Task brief: Go through the entries below and collect each line with the string "Отменить" in it.

Available records:

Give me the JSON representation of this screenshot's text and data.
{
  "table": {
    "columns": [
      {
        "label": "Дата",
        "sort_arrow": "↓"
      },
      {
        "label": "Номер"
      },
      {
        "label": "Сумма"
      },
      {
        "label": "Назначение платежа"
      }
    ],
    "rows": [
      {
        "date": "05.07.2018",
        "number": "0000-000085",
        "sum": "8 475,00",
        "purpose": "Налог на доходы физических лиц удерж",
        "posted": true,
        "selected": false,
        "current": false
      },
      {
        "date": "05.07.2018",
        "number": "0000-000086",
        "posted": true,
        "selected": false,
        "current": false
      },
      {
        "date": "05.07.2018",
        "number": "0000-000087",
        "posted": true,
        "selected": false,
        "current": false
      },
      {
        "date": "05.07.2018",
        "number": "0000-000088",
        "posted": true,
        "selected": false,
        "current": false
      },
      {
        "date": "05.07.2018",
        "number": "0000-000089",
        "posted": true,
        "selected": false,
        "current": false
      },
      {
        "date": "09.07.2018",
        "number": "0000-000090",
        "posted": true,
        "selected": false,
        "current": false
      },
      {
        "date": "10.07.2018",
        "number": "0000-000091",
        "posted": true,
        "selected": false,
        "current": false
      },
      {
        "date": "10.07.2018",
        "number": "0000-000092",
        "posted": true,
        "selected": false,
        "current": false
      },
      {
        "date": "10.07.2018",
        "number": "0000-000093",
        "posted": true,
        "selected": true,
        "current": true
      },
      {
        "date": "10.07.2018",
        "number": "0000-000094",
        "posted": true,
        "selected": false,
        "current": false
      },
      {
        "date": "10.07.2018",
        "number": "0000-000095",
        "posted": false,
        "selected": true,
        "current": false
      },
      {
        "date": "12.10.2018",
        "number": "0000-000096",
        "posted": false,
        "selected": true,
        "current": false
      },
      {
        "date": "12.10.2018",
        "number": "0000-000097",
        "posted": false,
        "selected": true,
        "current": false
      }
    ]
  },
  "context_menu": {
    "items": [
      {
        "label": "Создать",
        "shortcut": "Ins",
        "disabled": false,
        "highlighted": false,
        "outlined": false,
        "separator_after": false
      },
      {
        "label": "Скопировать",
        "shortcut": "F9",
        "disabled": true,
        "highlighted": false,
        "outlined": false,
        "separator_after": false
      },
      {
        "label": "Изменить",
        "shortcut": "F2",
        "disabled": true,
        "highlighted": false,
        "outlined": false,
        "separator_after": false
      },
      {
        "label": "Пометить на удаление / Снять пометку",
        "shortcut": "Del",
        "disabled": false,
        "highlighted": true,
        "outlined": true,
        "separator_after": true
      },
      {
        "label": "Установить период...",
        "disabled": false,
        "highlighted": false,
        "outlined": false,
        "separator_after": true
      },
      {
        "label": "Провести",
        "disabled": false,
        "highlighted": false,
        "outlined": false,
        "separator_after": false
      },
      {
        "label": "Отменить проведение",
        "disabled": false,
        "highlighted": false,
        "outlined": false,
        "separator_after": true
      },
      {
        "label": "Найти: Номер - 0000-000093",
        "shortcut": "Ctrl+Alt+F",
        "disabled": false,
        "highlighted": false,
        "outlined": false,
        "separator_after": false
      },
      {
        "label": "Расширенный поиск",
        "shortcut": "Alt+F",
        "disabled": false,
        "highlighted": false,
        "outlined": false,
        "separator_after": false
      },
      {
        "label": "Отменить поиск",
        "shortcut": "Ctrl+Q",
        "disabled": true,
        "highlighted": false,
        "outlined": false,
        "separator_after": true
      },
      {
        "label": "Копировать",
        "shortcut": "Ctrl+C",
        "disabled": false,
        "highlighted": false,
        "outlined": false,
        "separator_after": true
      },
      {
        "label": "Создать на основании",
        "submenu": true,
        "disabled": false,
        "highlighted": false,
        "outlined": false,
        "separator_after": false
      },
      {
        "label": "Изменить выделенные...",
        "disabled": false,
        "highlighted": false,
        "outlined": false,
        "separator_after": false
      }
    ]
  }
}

Exercise output:
        "label": "Отменить проведение",
        "label": "Отменить поиск",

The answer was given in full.